§ Short exercise
Copy every line in which the string "name" occurs.

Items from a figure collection
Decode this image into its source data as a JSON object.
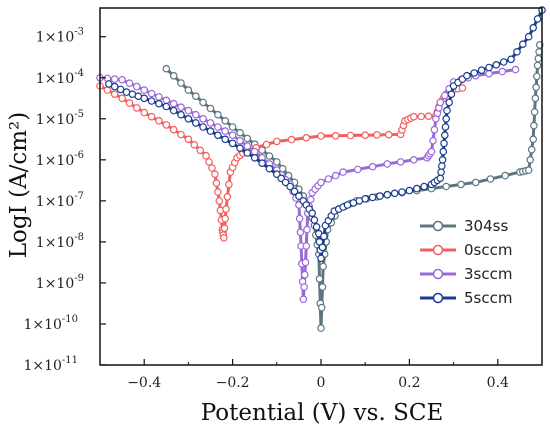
{
  "chart_data": {
    "type": "line",
    "title": "",
    "xlabel": "Potential (V) vs. SCE",
    "ylabel": "LogI (A/cm²)",
    "xlim": [
      -0.5,
      0.5
    ],
    "ylim_log10": [
      -11,
      -2.3
    ],
    "xscale": "linear",
    "yscale": "log",
    "x_ticks": [
      -0.4,
      -0.2,
      0,
      0.2,
      0.4
    ],
    "x_tick_labels": [
      "−0.4",
      "−0.2",
      "0",
      "0.2",
      "0.4"
    ],
    "y_tick_labels": [
      {
        "exp": -3,
        "label": "1×10",
        "sup": "-3"
      },
      {
        "exp": -4,
        "label": "1×10",
        "sup": "-4"
      },
      {
        "exp": -5,
        "label": "1×10",
        "sup": "-5"
      },
      {
        "exp": -6,
        "label": "1×10",
        "sup": "-6"
      },
      {
        "exp": -7,
        "label": "1×10",
        "sup": "-7"
      },
      {
        "exp": -8,
        "label": "1×10",
        "sup": "-8"
      },
      {
        "exp": -9,
        "label": "1×10",
        "sup": "-9"
      },
      {
        "exp": -10,
        "label": "1×10",
        "sup": "-10"
      },
      {
        "exp": -11,
        "label": "1×10",
        "sup": "-11"
      }
    ],
    "grid": false,
    "legend_position": "lower-right",
    "series": [
      {
        "name": "304ss",
        "color": "#5b7680",
        "points": [
          [
            -0.35,
            -3.78
          ],
          [
            -0.3,
            -4.3
          ],
          [
            -0.25,
            -4.75
          ],
          [
            -0.2,
            -5.2
          ],
          [
            -0.15,
            -5.62
          ],
          [
            -0.1,
            -6.05
          ],
          [
            -0.06,
            -6.55
          ],
          [
            -0.03,
            -7.05
          ],
          [
            -0.015,
            -7.6
          ],
          [
            -0.005,
            -8.3
          ],
          [
            0.0,
            -10.1
          ],
          [
            0.005,
            -8.6
          ],
          [
            0.015,
            -7.7
          ],
          [
            0.04,
            -7.2
          ],
          [
            0.08,
            -7.0
          ],
          [
            0.15,
            -6.85
          ],
          [
            0.25,
            -6.7
          ],
          [
            0.35,
            -6.55
          ],
          [
            0.45,
            -6.3
          ],
          [
            0.47,
            -6.25
          ],
          [
            0.48,
            -5.5
          ],
          [
            0.485,
            -4.5
          ],
          [
            0.49,
            -3.7
          ],
          [
            0.495,
            -3.2
          ]
        ]
      },
      {
        "name": "0sccm",
        "color": "#f25f5f",
        "points": [
          [
            -0.5,
            -4.2
          ],
          [
            -0.45,
            -4.5
          ],
          [
            -0.4,
            -4.85
          ],
          [
            -0.35,
            -5.15
          ],
          [
            -0.3,
            -5.5
          ],
          [
            -0.26,
            -5.9
          ],
          [
            -0.24,
            -6.35
          ],
          [
            -0.23,
            -7.0
          ],
          [
            -0.223,
            -7.7
          ],
          [
            -0.22,
            -7.9
          ],
          [
            -0.215,
            -7.2
          ],
          [
            -0.205,
            -6.3
          ],
          [
            -0.19,
            -5.95
          ],
          [
            -0.17,
            -5.78
          ],
          [
            -0.1,
            -5.55
          ],
          [
            0.0,
            -5.42
          ],
          [
            0.1,
            -5.4
          ],
          [
            0.18,
            -5.38
          ],
          [
            0.19,
            -5.05
          ],
          [
            0.21,
            -4.95
          ],
          [
            0.26,
            -4.93
          ],
          [
            0.27,
            -4.6
          ],
          [
            0.29,
            -4.3
          ],
          [
            0.32,
            -4.25
          ]
        ]
      },
      {
        "name": "3sccm",
        "color": "#9a6ad8",
        "points": [
          [
            -0.5,
            -4.0
          ],
          [
            -0.45,
            -4.05
          ],
          [
            -0.4,
            -4.3
          ],
          [
            -0.35,
            -4.55
          ],
          [
            -0.3,
            -4.8
          ],
          [
            -0.25,
            -5.1
          ],
          [
            -0.2,
            -5.4
          ],
          [
            -0.15,
            -5.8
          ],
          [
            -0.1,
            -6.25
          ],
          [
            -0.07,
            -6.6
          ],
          [
            -0.05,
            -7.1
          ],
          [
            -0.045,
            -8.1
          ],
          [
            -0.04,
            -9.4
          ],
          [
            -0.035,
            -8.5
          ],
          [
            -0.03,
            -7.3
          ],
          [
            -0.02,
            -6.8
          ],
          [
            0.0,
            -6.55
          ],
          [
            0.05,
            -6.3
          ],
          [
            0.15,
            -6.1
          ],
          [
            0.24,
            -5.95
          ],
          [
            0.25,
            -5.8
          ],
          [
            0.26,
            -5.0
          ],
          [
            0.27,
            -4.6
          ],
          [
            0.3,
            -4.1
          ],
          [
            0.35,
            -3.95
          ],
          [
            0.44,
            -3.8
          ]
        ]
      },
      {
        "name": "5sccm",
        "color": "#1a3d8f",
        "points": [
          [
            -0.48,
            -4.15
          ],
          [
            -0.44,
            -4.35
          ],
          [
            -0.4,
            -4.5
          ],
          [
            -0.35,
            -4.7
          ],
          [
            -0.3,
            -5.0
          ],
          [
            -0.25,
            -5.3
          ],
          [
            -0.2,
            -5.6
          ],
          [
            -0.15,
            -5.95
          ],
          [
            -0.1,
            -6.35
          ],
          [
            -0.07,
            -6.65
          ],
          [
            -0.04,
            -7.0
          ],
          [
            -0.02,
            -7.3
          ],
          [
            -0.005,
            -7.8
          ],
          [
            0.0,
            -8.4
          ],
          [
            0.01,
            -7.6
          ],
          [
            0.03,
            -7.25
          ],
          [
            0.06,
            -7.1
          ],
          [
            0.1,
            -6.95
          ],
          [
            0.15,
            -6.85
          ],
          [
            0.2,
            -6.75
          ],
          [
            0.25,
            -6.6
          ],
          [
            0.27,
            -6.45
          ],
          [
            0.275,
            -6.0
          ],
          [
            0.28,
            -5.4
          ],
          [
            0.285,
            -4.8
          ],
          [
            0.3,
            -4.2
          ],
          [
            0.33,
            -3.95
          ],
          [
            0.38,
            -3.75
          ],
          [
            0.43,
            -3.55
          ],
          [
            0.47,
            -3.0
          ],
          [
            0.5,
            -2.35
          ]
        ]
      }
    ]
  }
}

§ Task answer
        "name": "304ss",
        "name": "0sccm",
        "name": "3sccm",
        "name": "5sccm",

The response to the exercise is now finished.